## BEGIN The records

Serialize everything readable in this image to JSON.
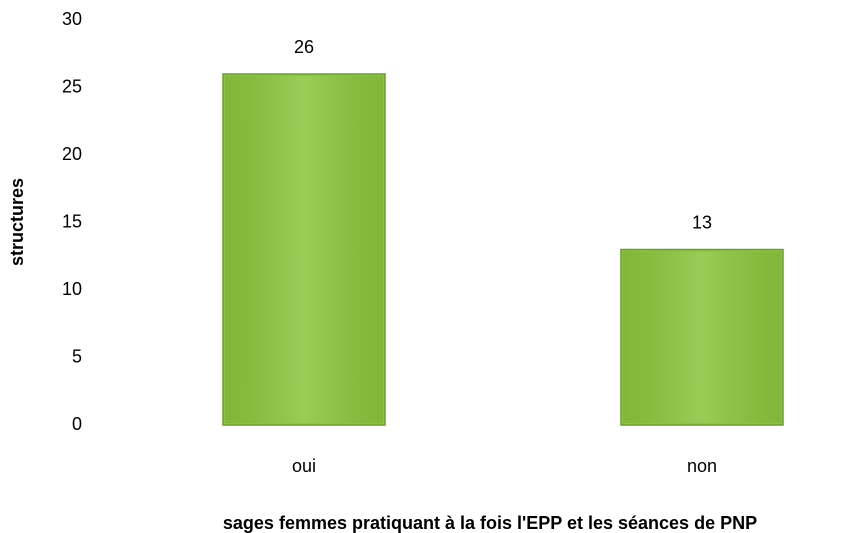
{
  "chart_data": {
    "type": "bar",
    "categories": [
      "oui",
      "non"
    ],
    "values": [
      26,
      13
    ],
    "color": "#8cc63e",
    "ylim": [
      0,
      30
    ],
    "yticks": [
      0,
      5,
      10,
      15,
      20,
      25,
      30
    ],
    "xlabel": "sages femmes pratiquant à la fois l'EPP et les séances de PNP",
    "ylabel": "structures",
    "grid": false
  }
}
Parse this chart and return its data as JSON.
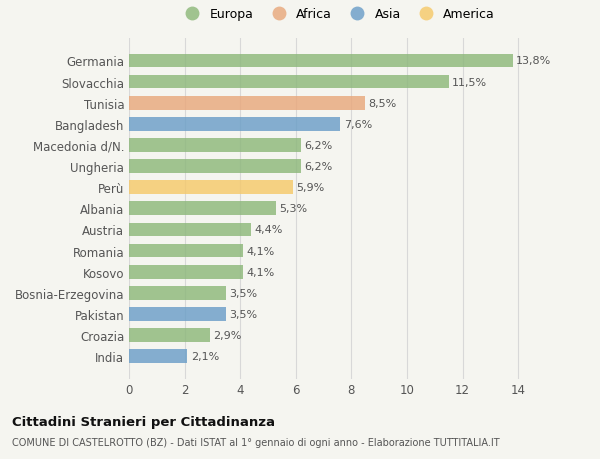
{
  "categories": [
    "India",
    "Croazia",
    "Pakistan",
    "Bosnia-Erzegovina",
    "Kosovo",
    "Romania",
    "Austria",
    "Albania",
    "Perù",
    "Ungheria",
    "Macedonia d/N.",
    "Bangladesh",
    "Tunisia",
    "Slovacchia",
    "Germania"
  ],
  "values": [
    2.1,
    2.9,
    3.5,
    3.5,
    4.1,
    4.1,
    4.4,
    5.3,
    5.9,
    6.2,
    6.2,
    7.6,
    8.5,
    11.5,
    13.8
  ],
  "labels": [
    "2,1%",
    "2,9%",
    "3,5%",
    "3,5%",
    "4,1%",
    "4,1%",
    "4,4%",
    "5,3%",
    "5,9%",
    "6,2%",
    "6,2%",
    "7,6%",
    "8,5%",
    "11,5%",
    "13,8%"
  ],
  "colors": [
    "#6b9ec8",
    "#8db87a",
    "#6b9ec8",
    "#8db87a",
    "#8db87a",
    "#8db87a",
    "#8db87a",
    "#8db87a",
    "#f5c96a",
    "#8db87a",
    "#8db87a",
    "#6b9ec8",
    "#e8a87c",
    "#8db87a",
    "#8db87a"
  ],
  "legend": [
    {
      "label": "Europa",
      "color": "#8db87a"
    },
    {
      "label": "Africa",
      "color": "#e8a87c"
    },
    {
      "label": "Asia",
      "color": "#6b9ec8"
    },
    {
      "label": "America",
      "color": "#f5c96a"
    }
  ],
  "xlim": [
    0,
    15
  ],
  "xticks": [
    0,
    2,
    4,
    6,
    8,
    10,
    12,
    14
  ],
  "title": "Cittadini Stranieri per Cittadinanza",
  "subtitle": "COMUNE DI CASTELROTTO (BZ) - Dati ISTAT al 1° gennaio di ogni anno - Elaborazione TUTTITALIA.IT",
  "bg_color": "#f5f5f0",
  "grid_color": "#d8d8d8",
  "label_color": "#555555",
  "value_color": "#555555",
  "bar_height": 0.65,
  "bar_alpha": 0.82
}
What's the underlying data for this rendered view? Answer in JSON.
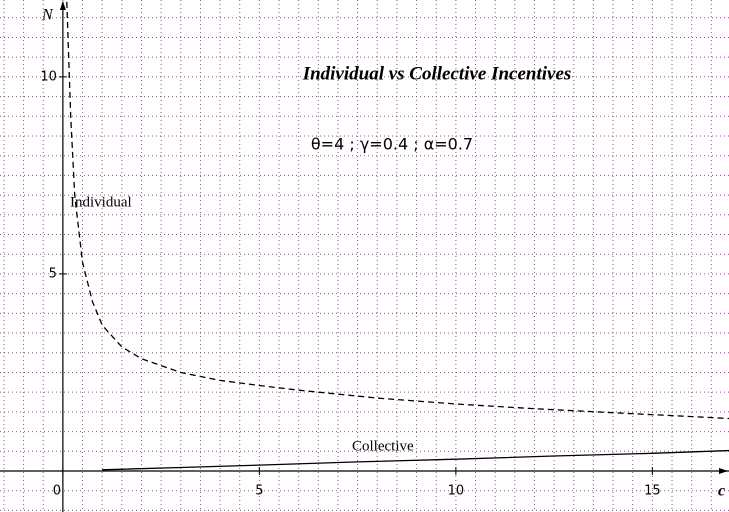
{
  "chart_data": {
    "type": "line",
    "title": "Individual vs Collective Incentives",
    "subtitle": "θ=4 ; γ=0.4 ; α=0.7",
    "x_label": "c",
    "y_label": "N",
    "series": [
      {
        "name": "Individual",
        "color": "#000000",
        "dashed": true,
        "x": [
          0.1,
          0.2,
          0.3,
          0.5,
          0.75,
          1,
          1.5,
          2,
          3,
          4,
          5,
          6,
          8,
          10,
          12,
          14,
          16,
          17
        ],
        "values": [
          11.9,
          9.0,
          7.0,
          5.3,
          4.3,
          3.7,
          3.15,
          2.85,
          2.5,
          2.3,
          2.17,
          2.05,
          1.85,
          1.7,
          1.58,
          1.48,
          1.38,
          1.33
        ]
      },
      {
        "name": "Collective",
        "color": "#000000",
        "dashed": false,
        "x": [
          1,
          3,
          5,
          7.5,
          10,
          12.5,
          15,
          17
        ],
        "values": [
          0.03,
          0.09,
          0.15,
          0.23,
          0.3,
          0.38,
          0.45,
          0.52
        ]
      }
    ],
    "xlim": [
      -1.6,
      16.95
    ],
    "ylim": [
      -1.04,
      11.95
    ],
    "xticks": [
      0,
      5,
      10,
      15
    ],
    "yticks": [
      5,
      10
    ],
    "grid": true,
    "grid_step": 0.5
  }
}
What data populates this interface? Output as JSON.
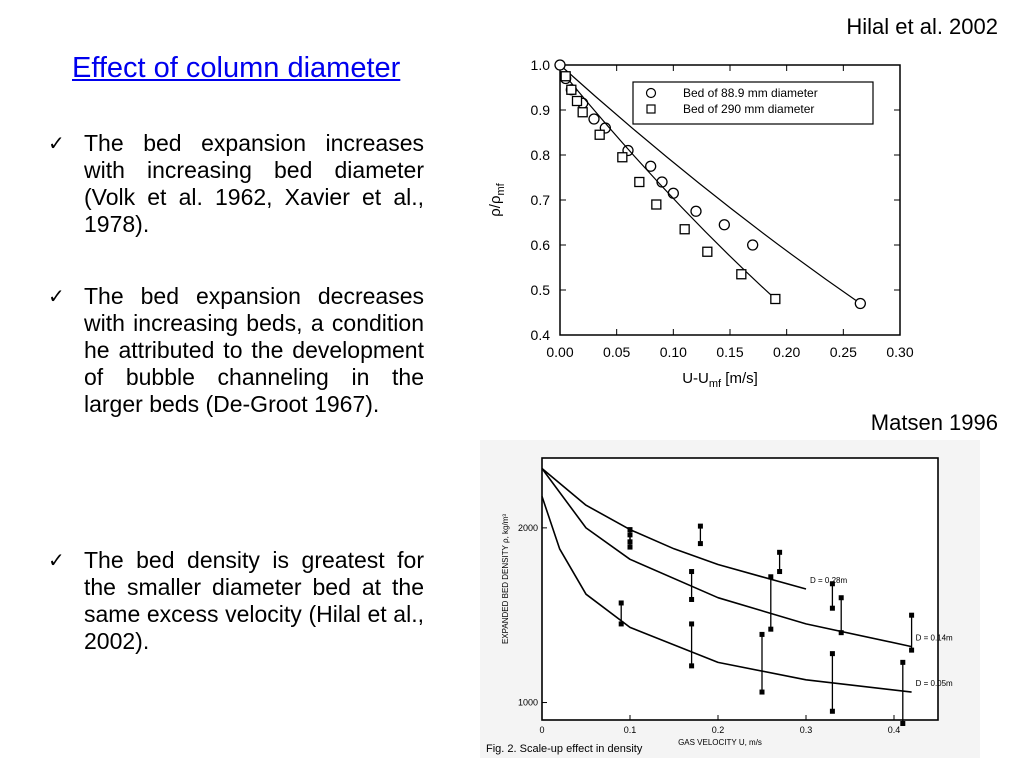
{
  "slide": {
    "title": "Effect of column diameter",
    "citations": {
      "top": "Hilal et al. 2002",
      "middle": "Matsen 1996"
    },
    "bullets": [
      {
        "marker": "✓",
        "text": "The bed expansion increases with increasing bed diameter (Volk et al. 1962, Xavier et al., 1978)."
      },
      {
        "marker": "✓",
        "text": "The bed expansion decreases with increasing beds, a condition he attributed to the development of bubble channeling in the larger beds (De-Groot 1967)."
      },
      {
        "marker": "✓",
        "text": "The bed density is greatest for the smaller diameter bed at the same excess velocity (Hilal et al., 2002)."
      }
    ]
  },
  "chart_data": [
    {
      "type": "scatter",
      "title": "",
      "xlabel": "U-U",
      "xlabel_sub": "mf",
      "xlabel_unit": "[m/s]",
      "ylabel": "ρ/ρ",
      "ylabel_sub": "mf",
      "xlim": [
        0.0,
        0.3
      ],
      "ylim": [
        0.4,
        1.0
      ],
      "x_ticks": [
        "0.00",
        "0.05",
        "0.10",
        "0.15",
        "0.20",
        "0.25",
        "0.30"
      ],
      "y_ticks": [
        "0.4",
        "0.5",
        "0.6",
        "0.7",
        "0.8",
        "0.9",
        "1.0"
      ],
      "legend_position": "top-right",
      "series": [
        {
          "name": "Bed of 88.9 mm diameter",
          "marker": "circle",
          "points": [
            [
              0.0,
              1.0
            ],
            [
              0.005,
              0.97
            ],
            [
              0.01,
              0.945
            ],
            [
              0.02,
              0.915
            ],
            [
              0.03,
              0.88
            ],
            [
              0.04,
              0.86
            ],
            [
              0.06,
              0.81
            ],
            [
              0.08,
              0.775
            ],
            [
              0.09,
              0.74
            ],
            [
              0.1,
              0.715
            ],
            [
              0.12,
              0.675
            ],
            [
              0.145,
              0.645
            ],
            [
              0.17,
              0.6
            ],
            [
              0.265,
              0.47
            ]
          ]
        },
        {
          "name": "Bed of 290 mm diameter",
          "marker": "square",
          "points": [
            [
              0.005,
              0.975
            ],
            [
              0.01,
              0.945
            ],
            [
              0.015,
              0.92
            ],
            [
              0.02,
              0.895
            ],
            [
              0.035,
              0.845
            ],
            [
              0.055,
              0.795
            ],
            [
              0.07,
              0.74
            ],
            [
              0.085,
              0.69
            ],
            [
              0.11,
              0.635
            ],
            [
              0.13,
              0.585
            ],
            [
              0.16,
              0.535
            ],
            [
              0.19,
              0.48
            ]
          ]
        }
      ]
    },
    {
      "type": "line",
      "title": "",
      "xlabel": "GAS VELOCITY U, m/s",
      "ylabel": "EXPANDED BED DENSITY ρ, kg/m³",
      "xlim": [
        0,
        0.45
      ],
      "y_ticks": [
        "1000",
        "2000"
      ],
      "x_ticks": [
        "0",
        "0.1",
        "0.2",
        "0.3",
        "0.4"
      ],
      "series": [
        {
          "name": "D = 0.28m",
          "curve": [
            [
              0,
              2340
            ],
            [
              0.05,
              2130
            ],
            [
              0.1,
              1990
            ],
            [
              0.15,
              1880
            ],
            [
              0.2,
              1790
            ],
            [
              0.25,
              1720
            ],
            [
              0.3,
              1650
            ]
          ],
          "bars": [
            [
              0.1,
              1920,
              1990
            ],
            [
              0.18,
              1910,
              2010
            ],
            [
              0.27,
              1750,
              1860
            ],
            [
              0.33,
              1540,
              1680
            ]
          ]
        },
        {
          "name": "D = 0.14m",
          "curve": [
            [
              0,
              2340
            ],
            [
              0.05,
              2000
            ],
            [
              0.1,
              1820
            ],
            [
              0.2,
              1600
            ],
            [
              0.3,
              1450
            ],
            [
              0.42,
              1320
            ]
          ],
          "bars": [
            [
              0.1,
              1890,
              1960
            ],
            [
              0.17,
              1590,
              1750
            ],
            [
              0.26,
              1420,
              1720
            ],
            [
              0.34,
              1400,
              1600
            ],
            [
              0.42,
              1300,
              1500
            ]
          ]
        },
        {
          "name": "D = 0.05m",
          "curve": [
            [
              0,
              2180
            ],
            [
              0.02,
              1880
            ],
            [
              0.05,
              1620
            ],
            [
              0.1,
              1430
            ],
            [
              0.2,
              1230
            ],
            [
              0.3,
              1130
            ],
            [
              0.42,
              1060
            ]
          ],
          "bars": [
            [
              0.09,
              1450,
              1570
            ],
            [
              0.17,
              1210,
              1450
            ],
            [
              0.25,
              1060,
              1390
            ],
            [
              0.33,
              950,
              1280
            ],
            [
              0.41,
              880,
              1230
            ]
          ]
        }
      ],
      "caption": "Fig. 2. Scale-up effect in density"
    }
  ]
}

## END The records

▶ _Work to complete_
Copy each line in the data that holds the word "expansion".

▶ _Answer for the task_
        "text": "The bed expansion increases with increasing bed diameter (Volk et al. 1962, Xavier et al., 1978)."
        "text": "The bed expansion decreases with increasing beds, a condition he attributed to the development of bubble channeling in the larger beds (De-Groot 1967)."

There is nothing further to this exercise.